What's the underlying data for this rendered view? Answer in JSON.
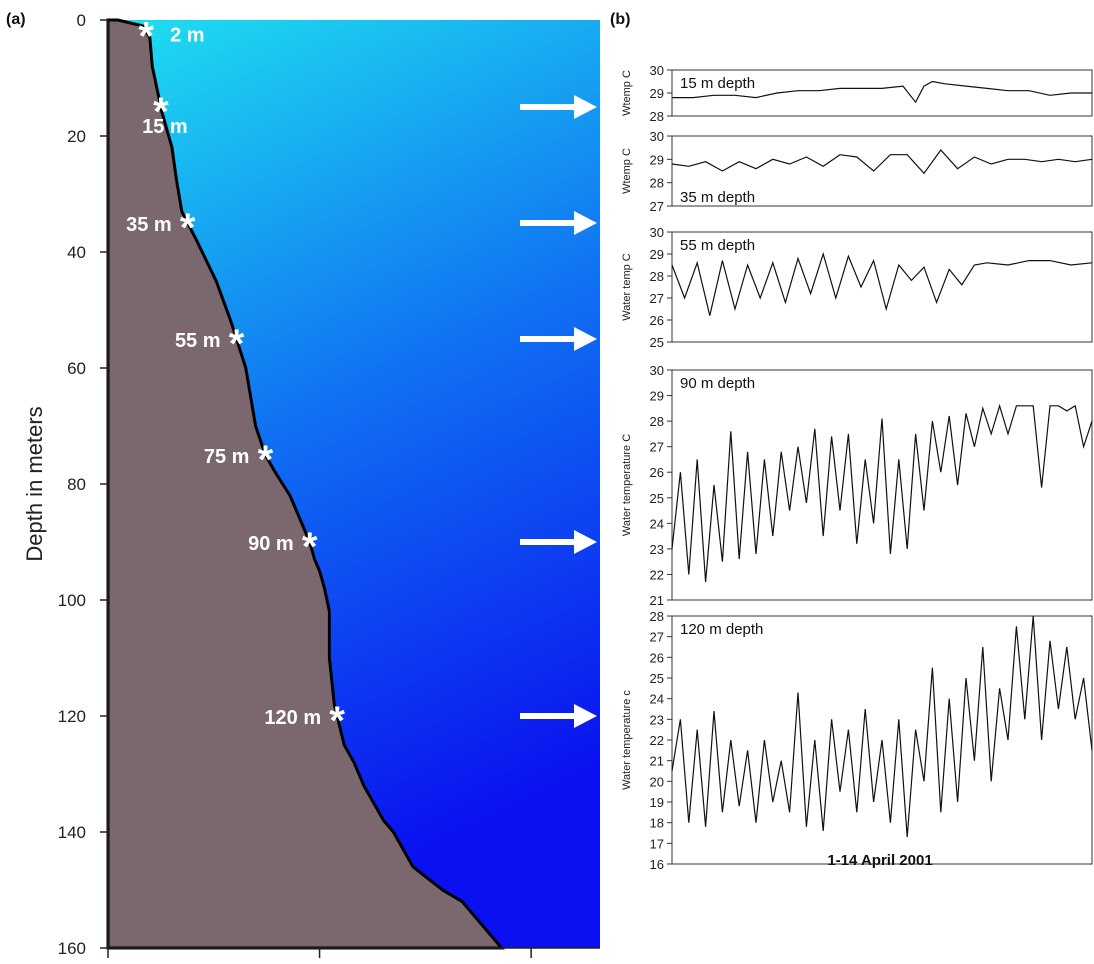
{
  "figure": {
    "panel_a_label": "(a)",
    "panel_b_label": "(b)",
    "footer_label": "1-14 April 2001",
    "colors": {
      "water_top": "#1ee0f0",
      "water_bottom": "#0a10f0",
      "seafloor": "#7a686e",
      "seafloor_edge": "#000000",
      "arrow": "#ffffff"
    }
  },
  "chart_data": [
    {
      "type": "area",
      "panel": "(a)",
      "ylabel": "Depth in meters",
      "xlabel": "",
      "ylim": [
        0,
        160
      ],
      "y_inverted": true,
      "yticks": [
        0,
        20,
        40,
        60,
        80,
        100,
        120,
        140,
        160
      ],
      "seafloor_profile": {
        "x": [
          0.02,
          0.07,
          0.085,
          0.09,
          0.1,
          0.11,
          0.13,
          0.135,
          0.14,
          0.15,
          0.18,
          0.22,
          0.25,
          0.28,
          0.29,
          0.3,
          0.32,
          0.34,
          0.37,
          0.39,
          0.41,
          0.42,
          0.43,
          0.44,
          0.45,
          0.45,
          0.46,
          0.48,
          0.5,
          0.52,
          0.54,
          0.56,
          0.58,
          0.6,
          0.62,
          0.65,
          0.68,
          0.72,
          0.76,
          0.8
        ],
        "depth": [
          0,
          1,
          3,
          8,
          12,
          16,
          22,
          25,
          28,
          33,
          38,
          45,
          52,
          60,
          65,
          70,
          75,
          78,
          82,
          86,
          90,
          93,
          95,
          98,
          102,
          110,
          118,
          125,
          128,
          132,
          135,
          138,
          140,
          143,
          146,
          148,
          150,
          152,
          156,
          160
        ]
      },
      "sensors": [
        {
          "label": "2 m",
          "depth": 2
        },
        {
          "label": "15 m",
          "depth": 15
        },
        {
          "label": "35 m",
          "depth": 35
        },
        {
          "label": "55 m",
          "depth": 55
        },
        {
          "label": "75 m",
          "depth": 75
        },
        {
          "label": "90 m",
          "depth": 90
        },
        {
          "label": "120 m",
          "depth": 120
        }
      ],
      "arrows_at_depth": [
        15,
        35,
        55,
        90,
        120
      ]
    },
    {
      "type": "line",
      "panel": "(b)",
      "title": "15 m depth",
      "ylabel": "Wtemp C",
      "ylim": [
        28,
        30
      ],
      "yticks": [
        28,
        29,
        30
      ],
      "grid": false,
      "x": [
        0,
        0.05,
        0.1,
        0.15,
        0.2,
        0.25,
        0.3,
        0.35,
        0.4,
        0.45,
        0.5,
        0.55,
        0.58,
        0.6,
        0.62,
        0.65,
        0.7,
        0.75,
        0.8,
        0.85,
        0.9,
        0.95,
        1.0
      ],
      "values": [
        28.8,
        28.8,
        28.9,
        28.9,
        28.8,
        29.0,
        29.1,
        29.1,
        29.2,
        29.2,
        29.2,
        29.3,
        28.6,
        29.3,
        29.5,
        29.4,
        29.3,
        29.2,
        29.1,
        29.1,
        28.9,
        29.0,
        29.0
      ]
    },
    {
      "type": "line",
      "panel": "(b)",
      "title": "35 m depth",
      "ylabel": "Wtemp C",
      "ylim": [
        27,
        30
      ],
      "yticks": [
        27,
        28,
        29,
        30
      ],
      "grid": false,
      "x": [
        0,
        0.04,
        0.08,
        0.12,
        0.16,
        0.2,
        0.24,
        0.28,
        0.32,
        0.36,
        0.4,
        0.44,
        0.48,
        0.52,
        0.56,
        0.6,
        0.64,
        0.68,
        0.72,
        0.76,
        0.8,
        0.84,
        0.88,
        0.92,
        0.96,
        1.0
      ],
      "values": [
        28.8,
        28.7,
        28.9,
        28.5,
        28.9,
        28.6,
        29.0,
        28.8,
        29.1,
        28.7,
        29.2,
        29.1,
        28.5,
        29.2,
        29.2,
        28.4,
        29.4,
        28.6,
        29.1,
        28.8,
        29.0,
        29.0,
        28.9,
        29.0,
        28.9,
        29.0
      ]
    },
    {
      "type": "line",
      "panel": "(b)",
      "title": "55 m depth",
      "ylabel": "Water temp C",
      "ylim": [
        25,
        30
      ],
      "yticks": [
        25,
        26,
        27,
        28,
        29,
        30
      ],
      "grid": false,
      "x": [
        0,
        0.03,
        0.06,
        0.09,
        0.12,
        0.15,
        0.18,
        0.21,
        0.24,
        0.27,
        0.3,
        0.33,
        0.36,
        0.39,
        0.42,
        0.45,
        0.48,
        0.51,
        0.54,
        0.57,
        0.6,
        0.63,
        0.66,
        0.69,
        0.72,
        0.75,
        0.8,
        0.85,
        0.9,
        0.95,
        1.0
      ],
      "values": [
        28.5,
        27.0,
        28.6,
        26.2,
        28.7,
        26.5,
        28.5,
        27.0,
        28.6,
        26.8,
        28.8,
        27.2,
        29.0,
        27.0,
        28.9,
        27.5,
        28.7,
        26.5,
        28.5,
        27.8,
        28.4,
        26.8,
        28.3,
        27.6,
        28.5,
        28.6,
        28.5,
        28.7,
        28.7,
        28.5,
        28.6
      ]
    },
    {
      "type": "line",
      "panel": "(b)",
      "title": "90 m depth",
      "ylabel": "Water temperature C",
      "ylim": [
        21,
        30
      ],
      "yticks": [
        21,
        22,
        23,
        24,
        25,
        26,
        27,
        28,
        29,
        30
      ],
      "grid": false,
      "x": [
        0,
        0.02,
        0.04,
        0.06,
        0.08,
        0.1,
        0.12,
        0.14,
        0.16,
        0.18,
        0.2,
        0.22,
        0.24,
        0.26,
        0.28,
        0.3,
        0.32,
        0.34,
        0.36,
        0.38,
        0.4,
        0.42,
        0.44,
        0.46,
        0.48,
        0.5,
        0.52,
        0.54,
        0.56,
        0.58,
        0.6,
        0.62,
        0.64,
        0.66,
        0.68,
        0.7,
        0.72,
        0.74,
        0.76,
        0.78,
        0.8,
        0.82,
        0.84,
        0.86,
        0.88,
        0.9,
        0.92,
        0.94,
        0.96,
        0.98,
        1.0
      ],
      "values": [
        23.0,
        26.0,
        22.0,
        26.5,
        21.7,
        25.5,
        22.5,
        27.6,
        22.6,
        26.8,
        22.8,
        26.5,
        23.5,
        26.8,
        24.5,
        27.0,
        24.8,
        27.7,
        23.5,
        27.4,
        24.5,
        27.5,
        23.2,
        26.5,
        24.0,
        28.1,
        22.8,
        26.5,
        23.0,
        27.5,
        24.5,
        28.0,
        26.0,
        28.2,
        25.5,
        28.3,
        27.0,
        28.5,
        27.5,
        28.6,
        27.5,
        28.6,
        28.6,
        28.6,
        25.4,
        28.6,
        28.6,
        28.4,
        28.6,
        27.0,
        28.0
      ]
    },
    {
      "type": "line",
      "panel": "(b)",
      "title": "120 m depth",
      "ylabel": "Water temperature c",
      "ylim": [
        16,
        28
      ],
      "yticks": [
        16,
        17,
        18,
        19,
        20,
        21,
        22,
        23,
        24,
        25,
        26,
        27,
        28
      ],
      "grid": false,
      "x": [
        0,
        0.02,
        0.04,
        0.06,
        0.08,
        0.1,
        0.12,
        0.14,
        0.16,
        0.18,
        0.2,
        0.22,
        0.24,
        0.26,
        0.28,
        0.3,
        0.32,
        0.34,
        0.36,
        0.38,
        0.4,
        0.42,
        0.44,
        0.46,
        0.48,
        0.5,
        0.52,
        0.54,
        0.56,
        0.58,
        0.6,
        0.62,
        0.64,
        0.66,
        0.68,
        0.7,
        0.72,
        0.74,
        0.76,
        0.78,
        0.8,
        0.82,
        0.84,
        0.86,
        0.88,
        0.9,
        0.92,
        0.94,
        0.96,
        0.98,
        1.0
      ],
      "values": [
        20.5,
        23.0,
        18.0,
        22.5,
        17.8,
        23.4,
        18.5,
        22.0,
        18.8,
        21.5,
        18.0,
        22.0,
        19.0,
        21.0,
        18.5,
        24.3,
        17.8,
        22.0,
        17.6,
        23.0,
        19.5,
        22.5,
        18.5,
        23.5,
        19.0,
        22.0,
        18.0,
        23.0,
        17.3,
        22.5,
        20.0,
        25.5,
        18.5,
        24.0,
        19.0,
        25.0,
        21.0,
        26.5,
        20.0,
        24.5,
        22.0,
        27.5,
        23.0,
        28.0,
        22.0,
        26.8,
        23.5,
        26.5,
        23.0,
        25.0,
        21.5
      ]
    }
  ]
}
■ ■ ■ ■
• **DIRECTION**: From the data above, show each line that contains "title".

• **EXERCISE OUTPUT**:
      "title": "15 m depth",
      "title": "35 m depth",
      "title": "55 m depth",
      "title": "90 m depth",
      "title": "120 m depth",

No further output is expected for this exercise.